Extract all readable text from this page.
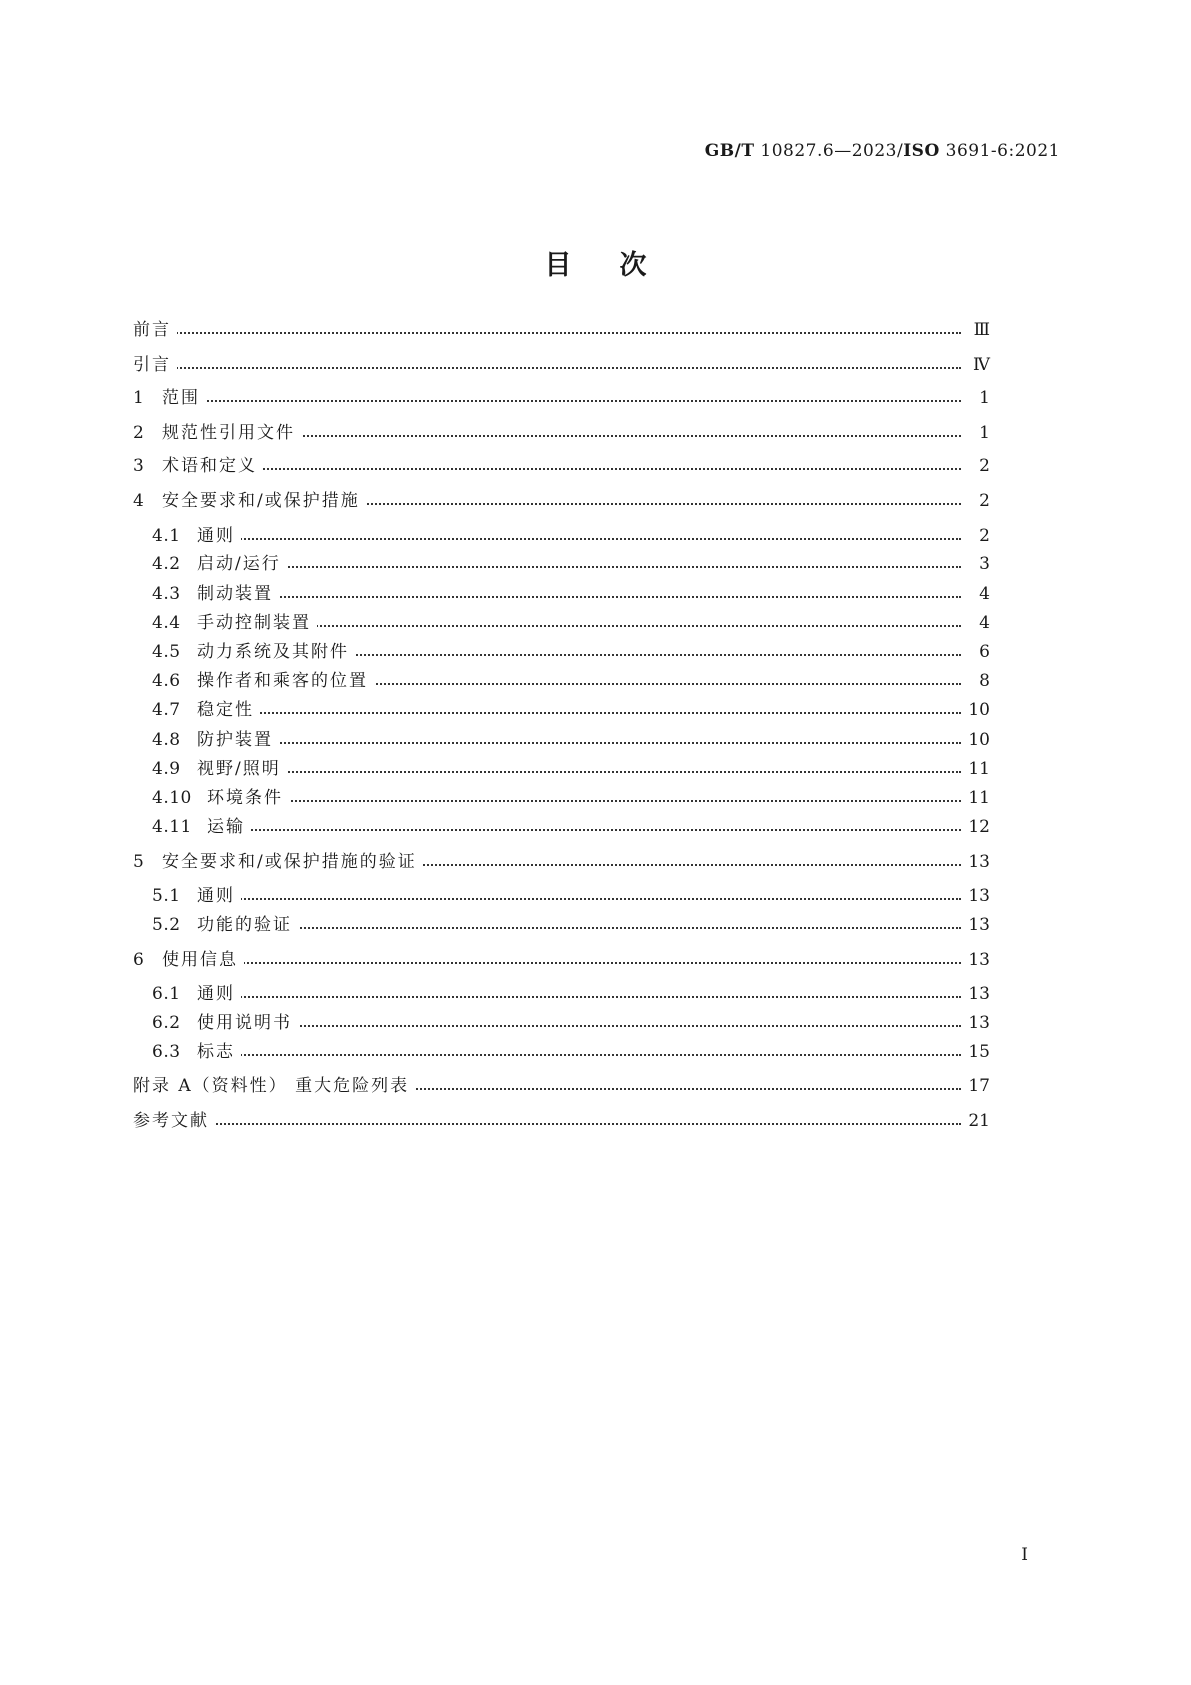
GB/T 10827.6—2023/ISO 3691-6:2021
目次
前言	Ⅲ
引言	Ⅳ
1 范围	1
2 规范性引用文件	1
3 术语和定义	2
4 安全要求和/或保护措施	2
4.1 通则	2
4.2 启动/运行	3
4.3 制动装置	4
4.4 手动控制装置	4
4.5 动力系统及其附件	6
4.6 操作者和乘客的位置	8
4.7 稳定性	10
4.8 防护装置	10
4.9 视野/照明	11
4.10 环境条件	11
4.11 运输	12
5 安全要求和/或保护措施的验证	13
5.1 通则	13
5.2 功能的验证	13
6 使用信息	13
6.1 通则	13
6.2 使用说明书	13
6.3 标志	15
附录 A（资料性） 重大危险列表	17
参考文献	21
I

------------------------------------------------

GIVEN EXERCISE → Output the data above without changes, apart from leaving out the pictures.

SOLUTION →
Extract all readable text from this page.
GB/T 10827.6—2023/ISO 3691-6:2021
目次
前言	Ⅲ
引言	Ⅳ
1 范围	1
2 规范性引用文件	1
3 术语和定义	2
4 安全要求和/或保护措施	2
4.1 通则	2
4.2 启动/运行	3
4.3 制动装置	4
4.4 手动控制装置	4
4.5 动力系统及其附件	6
4.6 操作者和乘客的位置	8
4.7 稳定性	10
4.8 防护装置	10
4.9 视野/照明	11
4.10 环境条件	11
4.11 运输	12
5 安全要求和/或保护措施的验证	13
5.1 通则	13
5.2 功能的验证	13
6 使用信息	13
6.1 通则	13
6.2 使用说明书	13
6.3 标志	15
附录 A（资料性） 重大危险列表	17
参考文献	21
I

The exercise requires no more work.